**DATA SUPPLIED:**
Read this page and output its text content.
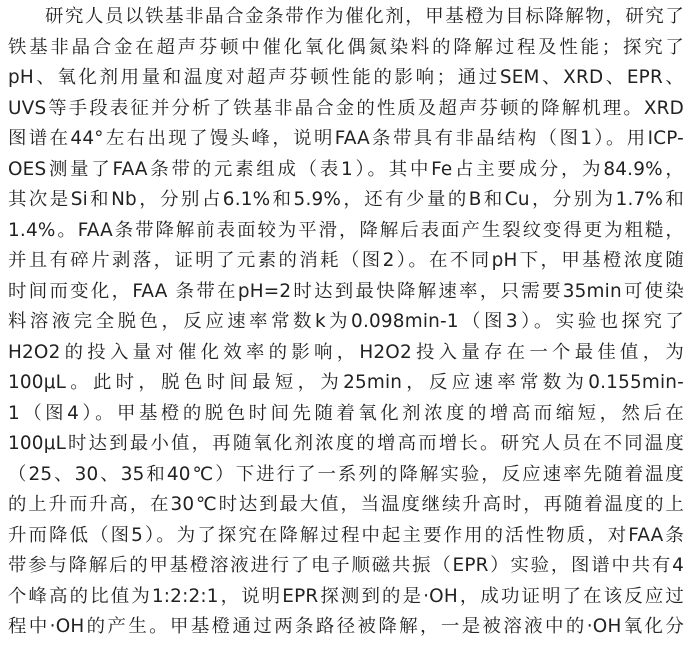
研究人员以铁基非晶合金条带作为催化剂，甲基橙为目标降解物，研究了
铁基非晶合金在超声芬顿中催化氧化偶氮染料的降解过程及性能；探究了
pH、氧化剂用量和温度对超声芬顿性能的影响；通过SEM、XRD、EPR、
UVS等手段表征并分析了铁基非晶合金的性质及超声芬顿的降解机理。XRD
图谱在44°左右出现了馒头峰，说明FAA条带具有非晶结构（图1）。用ICP-
OES测量了FAA条带的元素组成（表1）。其中Fe占主要成分，为84.9%，
其次是Si和Nb，分别占6.1%和5.9%，还有少量的B和Cu，分别为1.7%和
1.4%。FAA条带降解前表面较为平滑，降解后表面产生裂纹变得更为粗糙，
并且有碎片剥落，证明了元素的消耗（图2）。在不同pH下，甲基橙浓度随
时间而变化，FAA 条带在pH=2时达到最快降解速率，只需要35min可使染
料溶液完全脱色，反应速率常数k为0.098min-1（图3）。实验也探究了
H2O2的投入量对催化效率的影响，H2O2投入量存在一个最佳值，为
100μL。此时，脱色时间最短，为25min，反应速率常数为0.155min-
1（图4）。甲基橙的脱色时间先随着氧化剂浓度的增高而缩短，然后在
100μL时达到最小值，再随氧化剂浓度的增高而增长。研究人员在不同温度
（25、30、35和40℃）下进行了一系列的降解实验，反应速率先随着温度
的上升而升高，在30℃时达到最大值，当温度继续升高时，再随着温度的上
升而降低（图5）。为了探究在降解过程中起主要作用的活性物质，对FAA条
带参与降解后的甲基橙溶液进行了电子顺磁共振（EPR）实验，图谱中共有4
个峰高的比值为1:2:2:1，说明EPR探测到的是·OH，成功证明了在该反应过
程中·OH的产生。甲基橙通过两条路径被降解，一是被溶液中的·OH氧化分
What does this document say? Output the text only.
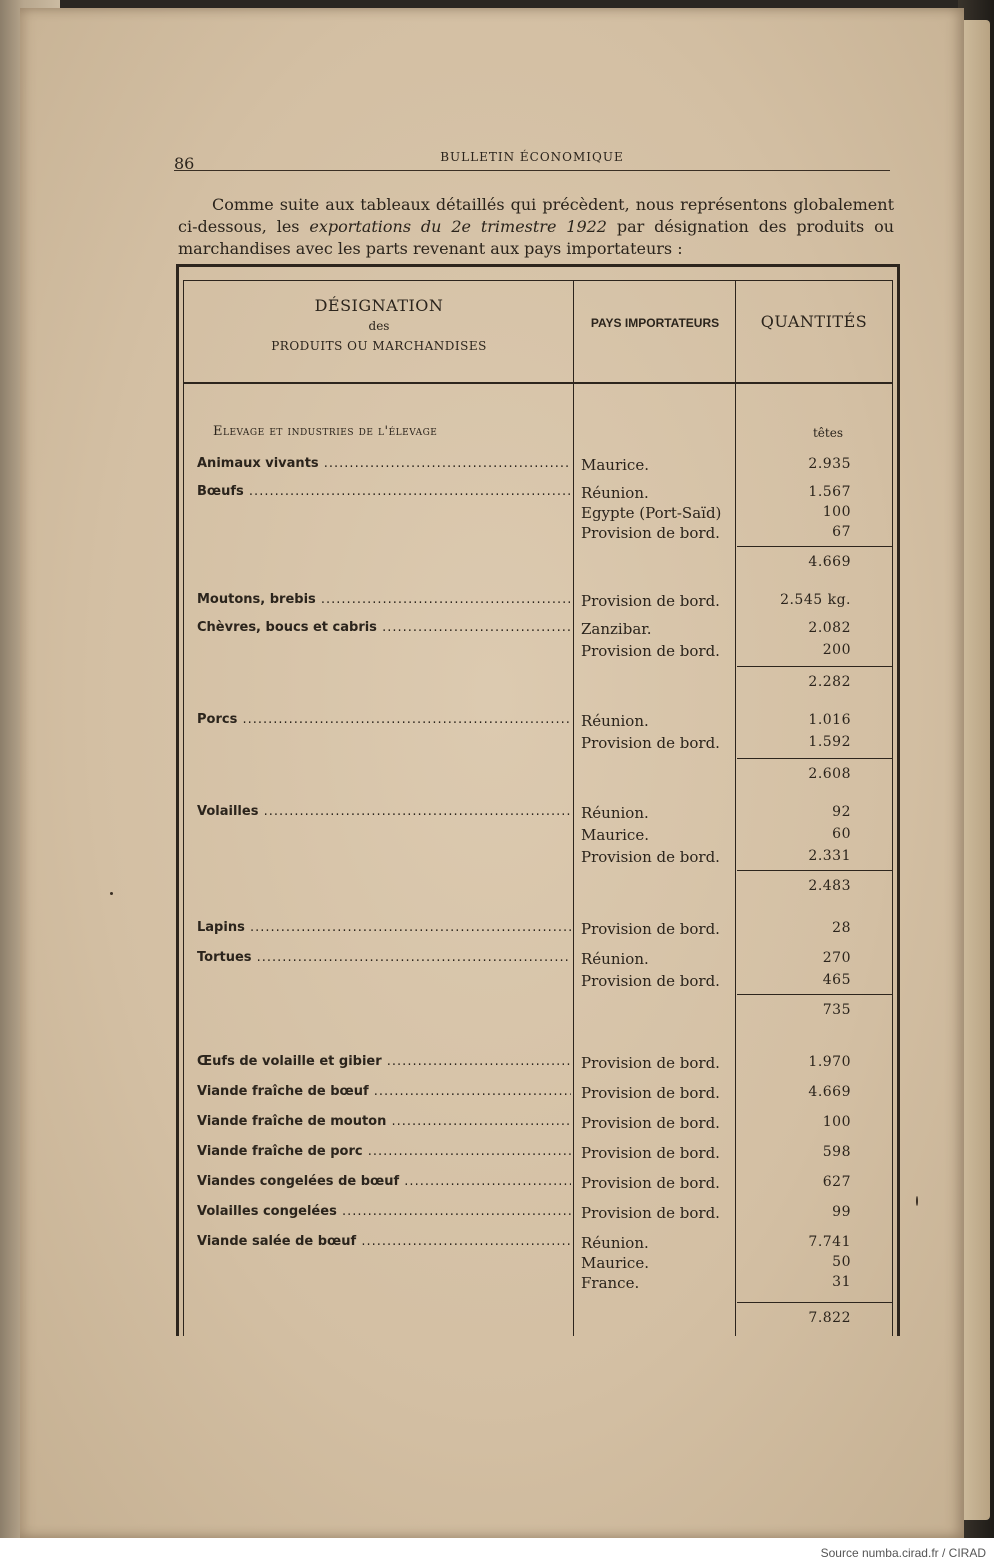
86	BULLETIN ÉCONOMIQUE
Comme suite aux tableaux détaillés qui précèdent, nous représentons globalement ci-dessous, les exportations du 2e trimestre 1922 par désignation des produits ou marchandises avec les parts revenant aux pays importateurs :
DÉSIGNATION
des
PRODUITS OU MARCHANDISES
PAYS IMPORTATEURS	QUANTITÉS
Elevage et industries de l'élevage	têtes
Animaux vivants .....	Maurice.	2.935
Bœufs .....	Réunion.	1.567
Egypte (Port-Saïd)	100
Provision de bord.	67
4.669
Moutons, brebis .....	Provision de bord.	2.545 kg.
Chèvres, boucs et cabris .....	Zanzibar.	2.082
Provision de bord.	200
2.282
Porcs .....	Réunion.	1.016
Provision de bord.	1.592
2.608
Volailles .....	Réunion.	92
Maurice.	60
Provision de bord.	2.331
2.483
Lapins .....	Provision de bord.	28
Tortues .....	Réunion.	270
Provision de bord.	465
735
Œufs de volaille et gibier .....	Provision de bord.	1.970
Viande fraîche de bœuf .....	Provision de bord.	4.669
Viande fraîche de mouton .....	Provision de bord.	100
Viande fraîche de porc .....	Provision de bord.	598
Viandes congelées de bœuf .....	Provision de bord.	627
Volailles congelées .....	Provision de bord.	99
Viande salée de bœuf .....	Réunion.	7.741
Maurice.	50
France.	31
7.822
Source numba.cirad.fr / CIRAD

**DO THIS:** Write down the number of lines where the word "Réunion" appears, and nothing further.

**CORRECT RESULT:** 5